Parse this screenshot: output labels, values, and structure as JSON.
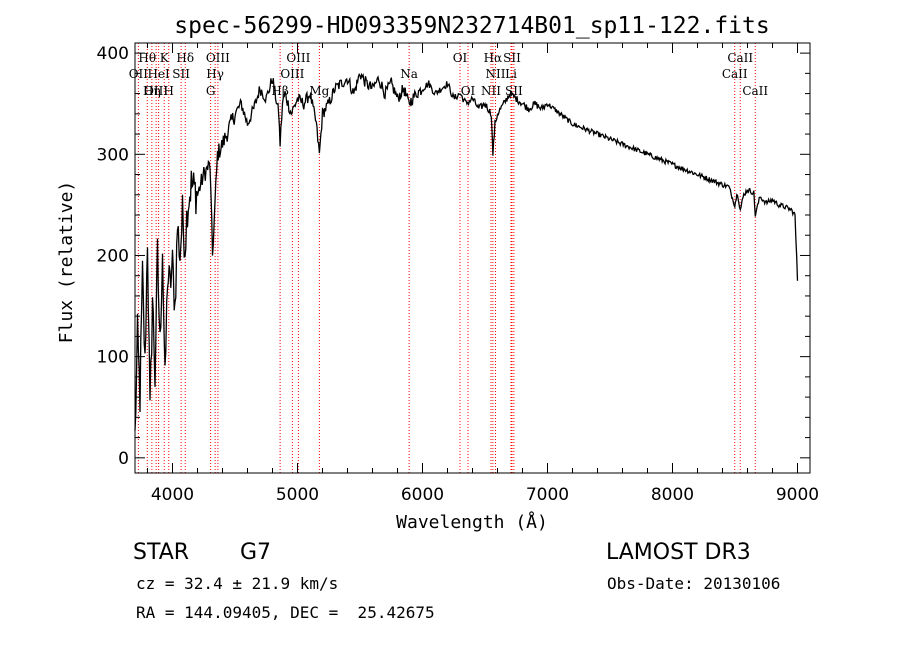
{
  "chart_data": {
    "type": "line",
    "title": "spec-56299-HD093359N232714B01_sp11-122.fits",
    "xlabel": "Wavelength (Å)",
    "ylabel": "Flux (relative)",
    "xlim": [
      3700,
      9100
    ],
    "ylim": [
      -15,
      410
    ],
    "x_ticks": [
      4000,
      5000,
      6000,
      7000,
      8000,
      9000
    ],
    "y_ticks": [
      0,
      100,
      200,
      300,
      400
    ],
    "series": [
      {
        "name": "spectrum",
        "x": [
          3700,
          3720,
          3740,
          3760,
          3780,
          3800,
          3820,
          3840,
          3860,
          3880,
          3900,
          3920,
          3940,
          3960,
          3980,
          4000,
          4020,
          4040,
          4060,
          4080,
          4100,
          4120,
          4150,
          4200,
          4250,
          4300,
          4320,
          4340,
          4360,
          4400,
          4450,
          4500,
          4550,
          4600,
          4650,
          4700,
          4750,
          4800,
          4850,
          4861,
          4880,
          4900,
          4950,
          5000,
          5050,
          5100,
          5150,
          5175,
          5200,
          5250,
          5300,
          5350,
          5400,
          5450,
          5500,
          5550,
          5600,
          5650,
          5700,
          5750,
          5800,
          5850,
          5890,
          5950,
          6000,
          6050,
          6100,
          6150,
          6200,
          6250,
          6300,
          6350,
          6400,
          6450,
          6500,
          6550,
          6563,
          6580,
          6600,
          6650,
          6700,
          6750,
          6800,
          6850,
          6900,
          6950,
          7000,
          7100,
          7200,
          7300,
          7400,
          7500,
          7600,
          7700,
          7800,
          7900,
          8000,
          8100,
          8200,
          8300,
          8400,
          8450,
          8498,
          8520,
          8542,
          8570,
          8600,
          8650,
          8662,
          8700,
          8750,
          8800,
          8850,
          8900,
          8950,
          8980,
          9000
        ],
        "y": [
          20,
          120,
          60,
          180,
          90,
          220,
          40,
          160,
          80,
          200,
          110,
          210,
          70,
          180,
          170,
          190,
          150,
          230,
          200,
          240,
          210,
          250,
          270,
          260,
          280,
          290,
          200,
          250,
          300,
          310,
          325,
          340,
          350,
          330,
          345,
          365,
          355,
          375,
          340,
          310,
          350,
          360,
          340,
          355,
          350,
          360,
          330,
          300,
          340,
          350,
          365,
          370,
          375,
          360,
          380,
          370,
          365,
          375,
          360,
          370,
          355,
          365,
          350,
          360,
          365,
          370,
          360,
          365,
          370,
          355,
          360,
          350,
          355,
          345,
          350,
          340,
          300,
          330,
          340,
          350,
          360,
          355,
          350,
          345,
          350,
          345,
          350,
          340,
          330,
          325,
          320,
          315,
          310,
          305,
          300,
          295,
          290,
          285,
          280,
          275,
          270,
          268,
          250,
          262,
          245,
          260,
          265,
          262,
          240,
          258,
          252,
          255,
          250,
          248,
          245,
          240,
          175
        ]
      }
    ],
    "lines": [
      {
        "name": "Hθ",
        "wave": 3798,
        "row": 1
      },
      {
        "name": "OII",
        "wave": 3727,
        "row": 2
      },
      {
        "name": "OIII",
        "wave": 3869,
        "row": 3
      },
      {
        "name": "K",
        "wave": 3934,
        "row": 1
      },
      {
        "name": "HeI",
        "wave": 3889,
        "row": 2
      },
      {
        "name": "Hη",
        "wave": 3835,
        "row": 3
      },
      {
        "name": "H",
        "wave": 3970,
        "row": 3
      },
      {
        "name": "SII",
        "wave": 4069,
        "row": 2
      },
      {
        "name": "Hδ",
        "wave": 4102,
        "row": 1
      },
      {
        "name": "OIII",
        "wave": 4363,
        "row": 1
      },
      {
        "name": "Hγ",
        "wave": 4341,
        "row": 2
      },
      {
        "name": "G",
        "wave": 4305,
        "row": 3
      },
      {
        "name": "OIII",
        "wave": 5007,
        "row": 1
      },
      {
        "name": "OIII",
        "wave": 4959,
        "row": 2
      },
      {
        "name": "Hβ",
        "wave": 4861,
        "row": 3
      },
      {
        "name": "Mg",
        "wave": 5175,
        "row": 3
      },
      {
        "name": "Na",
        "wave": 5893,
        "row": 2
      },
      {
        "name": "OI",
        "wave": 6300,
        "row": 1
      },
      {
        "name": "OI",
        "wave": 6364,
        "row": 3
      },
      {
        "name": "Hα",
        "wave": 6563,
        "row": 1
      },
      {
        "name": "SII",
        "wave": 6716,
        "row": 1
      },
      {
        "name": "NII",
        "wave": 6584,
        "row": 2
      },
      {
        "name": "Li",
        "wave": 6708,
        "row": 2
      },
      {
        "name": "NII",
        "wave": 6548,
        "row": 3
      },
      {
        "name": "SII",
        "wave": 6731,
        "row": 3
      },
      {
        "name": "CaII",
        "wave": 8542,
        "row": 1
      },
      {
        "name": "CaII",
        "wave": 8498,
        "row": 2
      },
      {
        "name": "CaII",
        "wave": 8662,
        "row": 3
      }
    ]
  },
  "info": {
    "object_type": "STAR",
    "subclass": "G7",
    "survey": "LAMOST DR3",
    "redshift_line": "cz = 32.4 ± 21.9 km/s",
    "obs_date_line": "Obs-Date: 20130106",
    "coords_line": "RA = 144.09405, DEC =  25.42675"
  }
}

- - -

# Exercise details:
Without the pictures, copy the material exactly as given.

# Complete output:
Parse this screenshot: output labels, values, and structure as JSON.
{
  "chart_data": {
    "type": "line",
    "title": "spec-56299-HD093359N232714B01_sp11-122.fits",
    "xlabel": "Wavelength (Å)",
    "ylabel": "Flux (relative)",
    "xlim": [
      3700,
      9100
    ],
    "ylim": [
      -15,
      410
    ],
    "x_ticks": [
      4000,
      5000,
      6000,
      7000,
      8000,
      9000
    ],
    "y_ticks": [
      0,
      100,
      200,
      300,
      400
    ],
    "series": [
      {
        "name": "spectrum",
        "x": [
          3700,
          3720,
          3740,
          3760,
          3780,
          3800,
          3820,
          3840,
          3860,
          3880,
          3900,
          3920,
          3940,
          3960,
          3980,
          4000,
          4020,
          4040,
          4060,
          4080,
          4100,
          4120,
          4150,
          4200,
          4250,
          4300,
          4320,
          4340,
          4360,
          4400,
          4450,
          4500,
          4550,
          4600,
          4650,
          4700,
          4750,
          4800,
          4850,
          4861,
          4880,
          4900,
          4950,
          5000,
          5050,
          5100,
          5150,
          5175,
          5200,
          5250,
          5300,
          5350,
          5400,
          5450,
          5500,
          5550,
          5600,
          5650,
          5700,
          5750,
          5800,
          5850,
          5890,
          5950,
          6000,
          6050,
          6100,
          6150,
          6200,
          6250,
          6300,
          6350,
          6400,
          6450,
          6500,
          6550,
          6563,
          6580,
          6600,
          6650,
          6700,
          6750,
          6800,
          6850,
          6900,
          6950,
          7000,
          7100,
          7200,
          7300,
          7400,
          7500,
          7600,
          7700,
          7800,
          7900,
          8000,
          8100,
          8200,
          8300,
          8400,
          8450,
          8498,
          8520,
          8542,
          8570,
          8600,
          8650,
          8662,
          8700,
          8750,
          8800,
          8850,
          8900,
          8950,
          8980,
          9000
        ],
        "y": [
          20,
          120,
          60,
          180,
          90,
          220,
          40,
          160,
          80,
          200,
          110,
          210,
          70,
          180,
          170,
          190,
          150,
          230,
          200,
          240,
          210,
          250,
          270,
          260,
          280,
          290,
          200,
          250,
          300,
          310,
          325,
          340,
          350,
          330,
          345,
          365,
          355,
          375,
          340,
          310,
          350,
          360,
          340,
          355,
          350,
          360,
          330,
          300,
          340,
          350,
          365,
          370,
          375,
          360,
          380,
          370,
          365,
          375,
          360,
          370,
          355,
          365,
          350,
          360,
          365,
          370,
          360,
          365,
          370,
          355,
          360,
          350,
          355,
          345,
          350,
          340,
          300,
          330,
          340,
          350,
          360,
          355,
          350,
          345,
          350,
          345,
          350,
          340,
          330,
          325,
          320,
          315,
          310,
          305,
          300,
          295,
          290,
          285,
          280,
          275,
          270,
          268,
          250,
          262,
          245,
          260,
          265,
          262,
          240,
          258,
          252,
          255,
          250,
          248,
          245,
          240,
          175
        ]
      }
    ],
    "lines": [
      {
        "name": "Hθ",
        "wave": 3798,
        "row": 1
      },
      {
        "name": "OII",
        "wave": 3727,
        "row": 2
      },
      {
        "name": "OIII",
        "wave": 3869,
        "row": 3
      },
      {
        "name": "K",
        "wave": 3934,
        "row": 1
      },
      {
        "name": "HeI",
        "wave": 3889,
        "row": 2
      },
      {
        "name": "Hη",
        "wave": 3835,
        "row": 3
      },
      {
        "name": "H",
        "wave": 3970,
        "row": 3
      },
      {
        "name": "SII",
        "wave": 4069,
        "row": 2
      },
      {
        "name": "Hδ",
        "wave": 4102,
        "row": 1
      },
      {
        "name": "OIII",
        "wave": 4363,
        "row": 1
      },
      {
        "name": "Hγ",
        "wave": 4341,
        "row": 2
      },
      {
        "name": "G",
        "wave": 4305,
        "row": 3
      },
      {
        "name": "OIII",
        "wave": 5007,
        "row": 1
      },
      {
        "name": "OIII",
        "wave": 4959,
        "row": 2
      },
      {
        "name": "Hβ",
        "wave": 4861,
        "row": 3
      },
      {
        "name": "Mg",
        "wave": 5175,
        "row": 3
      },
      {
        "name": "Na",
        "wave": 5893,
        "row": 2
      },
      {
        "name": "OI",
        "wave": 6300,
        "row": 1
      },
      {
        "name": "OI",
        "wave": 6364,
        "row": 3
      },
      {
        "name": "Hα",
        "wave": 6563,
        "row": 1
      },
      {
        "name": "SII",
        "wave": 6716,
        "row": 1
      },
      {
        "name": "NII",
        "wave": 6584,
        "row": 2
      },
      {
        "name": "Li",
        "wave": 6708,
        "row": 2
      },
      {
        "name": "NII",
        "wave": 6548,
        "row": 3
      },
      {
        "name": "SII",
        "wave": 6731,
        "row": 3
      },
      {
        "name": "CaII",
        "wave": 8542,
        "row": 1
      },
      {
        "name": "CaII",
        "wave": 8498,
        "row": 2
      },
      {
        "name": "CaII",
        "wave": 8662,
        "row": 3
      }
    ]
  },
  "info": {
    "object_type": "STAR",
    "subclass": "G7",
    "survey": "LAMOST DR3",
    "redshift_line": "cz = 32.4 ± 21.9 km/s",
    "obs_date_line": "Obs-Date: 20130106",
    "coords_line": "RA = 144.09405, DEC =  25.42675"
  }
}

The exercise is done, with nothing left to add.